Exercise inputs:

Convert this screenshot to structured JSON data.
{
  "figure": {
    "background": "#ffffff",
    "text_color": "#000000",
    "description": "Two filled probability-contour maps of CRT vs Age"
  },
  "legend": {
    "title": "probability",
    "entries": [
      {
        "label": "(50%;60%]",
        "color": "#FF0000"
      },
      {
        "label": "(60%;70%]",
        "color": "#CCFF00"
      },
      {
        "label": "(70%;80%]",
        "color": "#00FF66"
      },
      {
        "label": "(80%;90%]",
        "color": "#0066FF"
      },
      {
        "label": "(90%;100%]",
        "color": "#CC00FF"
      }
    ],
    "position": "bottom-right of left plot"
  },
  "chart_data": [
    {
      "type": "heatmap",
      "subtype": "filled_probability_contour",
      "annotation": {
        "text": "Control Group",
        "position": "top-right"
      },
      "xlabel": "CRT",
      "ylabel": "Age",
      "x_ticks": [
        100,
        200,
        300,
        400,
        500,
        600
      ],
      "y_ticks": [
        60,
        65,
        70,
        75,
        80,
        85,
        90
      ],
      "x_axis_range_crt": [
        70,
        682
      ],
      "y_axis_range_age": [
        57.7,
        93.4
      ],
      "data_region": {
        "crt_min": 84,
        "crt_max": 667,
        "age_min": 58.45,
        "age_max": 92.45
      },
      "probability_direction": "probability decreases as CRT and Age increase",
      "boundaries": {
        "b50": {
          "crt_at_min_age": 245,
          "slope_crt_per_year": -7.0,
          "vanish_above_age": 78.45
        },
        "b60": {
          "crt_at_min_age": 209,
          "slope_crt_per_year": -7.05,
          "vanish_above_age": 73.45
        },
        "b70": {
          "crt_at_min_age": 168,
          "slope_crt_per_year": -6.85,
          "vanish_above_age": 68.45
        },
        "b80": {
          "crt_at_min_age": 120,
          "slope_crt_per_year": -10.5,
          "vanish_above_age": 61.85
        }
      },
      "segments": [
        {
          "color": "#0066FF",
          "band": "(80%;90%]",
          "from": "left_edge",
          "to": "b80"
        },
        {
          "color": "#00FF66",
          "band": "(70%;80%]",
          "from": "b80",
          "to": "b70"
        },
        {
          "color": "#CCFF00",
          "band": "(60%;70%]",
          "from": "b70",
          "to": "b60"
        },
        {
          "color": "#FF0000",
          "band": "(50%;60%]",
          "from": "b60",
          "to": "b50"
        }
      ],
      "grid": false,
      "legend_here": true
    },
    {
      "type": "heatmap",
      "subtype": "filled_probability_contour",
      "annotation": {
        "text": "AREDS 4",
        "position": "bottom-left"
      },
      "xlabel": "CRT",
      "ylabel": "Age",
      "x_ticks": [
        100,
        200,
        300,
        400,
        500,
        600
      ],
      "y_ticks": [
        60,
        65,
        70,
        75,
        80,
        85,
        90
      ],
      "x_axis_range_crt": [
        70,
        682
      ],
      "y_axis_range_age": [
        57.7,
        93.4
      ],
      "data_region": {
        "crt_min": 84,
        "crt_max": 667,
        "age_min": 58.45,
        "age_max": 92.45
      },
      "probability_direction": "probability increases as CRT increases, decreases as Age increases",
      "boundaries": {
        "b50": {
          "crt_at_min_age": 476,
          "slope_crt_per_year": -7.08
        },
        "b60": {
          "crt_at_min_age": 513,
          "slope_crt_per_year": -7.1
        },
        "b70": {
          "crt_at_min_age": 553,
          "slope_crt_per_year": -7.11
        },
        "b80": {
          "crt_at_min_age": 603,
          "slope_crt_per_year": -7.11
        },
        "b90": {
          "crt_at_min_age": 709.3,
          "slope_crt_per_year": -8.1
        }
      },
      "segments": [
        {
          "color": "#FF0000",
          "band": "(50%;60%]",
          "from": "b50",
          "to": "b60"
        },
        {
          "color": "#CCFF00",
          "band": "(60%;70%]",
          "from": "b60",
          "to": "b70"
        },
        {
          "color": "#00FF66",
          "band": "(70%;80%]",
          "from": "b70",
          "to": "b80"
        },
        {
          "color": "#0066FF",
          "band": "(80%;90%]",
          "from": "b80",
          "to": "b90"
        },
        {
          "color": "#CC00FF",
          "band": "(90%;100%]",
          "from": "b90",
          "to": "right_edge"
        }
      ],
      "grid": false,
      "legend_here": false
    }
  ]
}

Set problem:
Could you transcribe the records in full, exactly?

Exercise result:
Convert this screenshot to structured JSON data.
{
  "figure": {
    "background": "#ffffff",
    "text_color": "#000000",
    "description": "Two filled probability-contour maps of CRT vs Age"
  },
  "legend": {
    "title": "probability",
    "entries": [
      {
        "label": "(50%;60%]",
        "color": "#FF0000"
      },
      {
        "label": "(60%;70%]",
        "color": "#CCFF00"
      },
      {
        "label": "(70%;80%]",
        "color": "#00FF66"
      },
      {
        "label": "(80%;90%]",
        "color": "#0066FF"
      },
      {
        "label": "(90%;100%]",
        "color": "#CC00FF"
      }
    ],
    "position": "bottom-right of left plot"
  },
  "chart_data": [
    {
      "type": "heatmap",
      "subtype": "filled_probability_contour",
      "annotation": {
        "text": "Control Group",
        "position": "top-right"
      },
      "xlabel": "CRT",
      "ylabel": "Age",
      "x_ticks": [
        100,
        200,
        300,
        400,
        500,
        600
      ],
      "y_ticks": [
        60,
        65,
        70,
        75,
        80,
        85,
        90
      ],
      "x_axis_range_crt": [
        70,
        682
      ],
      "y_axis_range_age": [
        57.7,
        93.4
      ],
      "data_region": {
        "crt_min": 84,
        "crt_max": 667,
        "age_min": 58.45,
        "age_max": 92.45
      },
      "probability_direction": "probability decreases as CRT and Age increase",
      "boundaries": {
        "b50": {
          "crt_at_min_age": 245,
          "slope_crt_per_year": -7.0,
          "vanish_above_age": 78.45
        },
        "b60": {
          "crt_at_min_age": 209,
          "slope_crt_per_year": -7.05,
          "vanish_above_age": 73.45
        },
        "b70": {
          "crt_at_min_age": 168,
          "slope_crt_per_year": -6.85,
          "vanish_above_age": 68.45
        },
        "b80": {
          "crt_at_min_age": 120,
          "slope_crt_per_year": -10.5,
          "vanish_above_age": 61.85
        }
      },
      "segments": [
        {
          "color": "#0066FF",
          "band": "(80%;90%]",
          "from": "left_edge",
          "to": "b80"
        },
        {
          "color": "#00FF66",
          "band": "(70%;80%]",
          "from": "b80",
          "to": "b70"
        },
        {
          "color": "#CCFF00",
          "band": "(60%;70%]",
          "from": "b70",
          "to": "b60"
        },
        {
          "color": "#FF0000",
          "band": "(50%;60%]",
          "from": "b60",
          "to": "b50"
        }
      ],
      "grid": false,
      "legend_here": true
    },
    {
      "type": "heatmap",
      "subtype": "filled_probability_contour",
      "annotation": {
        "text": "AREDS 4",
        "position": "bottom-left"
      },
      "xlabel": "CRT",
      "ylabel": "Age",
      "x_ticks": [
        100,
        200,
        300,
        400,
        500,
        600
      ],
      "y_ticks": [
        60,
        65,
        70,
        75,
        80,
        85,
        90
      ],
      "x_axis_range_crt": [
        70,
        682
      ],
      "y_axis_range_age": [
        57.7,
        93.4
      ],
      "data_region": {
        "crt_min": 84,
        "crt_max": 667,
        "age_min": 58.45,
        "age_max": 92.45
      },
      "probability_direction": "probability increases as CRT increases, decreases as Age increases",
      "boundaries": {
        "b50": {
          "crt_at_min_age": 476,
          "slope_crt_per_year": -7.08
        },
        "b60": {
          "crt_at_min_age": 513,
          "slope_crt_per_year": -7.1
        },
        "b70": {
          "crt_at_min_age": 553,
          "slope_crt_per_year": -7.11
        },
        "b80": {
          "crt_at_min_age": 603,
          "slope_crt_per_year": -7.11
        },
        "b90": {
          "crt_at_min_age": 709.3,
          "slope_crt_per_year": -8.1
        }
      },
      "segments": [
        {
          "color": "#FF0000",
          "band": "(50%;60%]",
          "from": "b50",
          "to": "b60"
        },
        {
          "color": "#CCFF00",
          "band": "(60%;70%]",
          "from": "b60",
          "to": "b70"
        },
        {
          "color": "#00FF66",
          "band": "(70%;80%]",
          "from": "b70",
          "to": "b80"
        },
        {
          "color": "#0066FF",
          "band": "(80%;90%]",
          "from": "b80",
          "to": "b90"
        },
        {
          "color": "#CC00FF",
          "band": "(90%;100%]",
          "from": "b90",
          "to": "right_edge"
        }
      ],
      "grid": false,
      "legend_here": false
    }
  ]
}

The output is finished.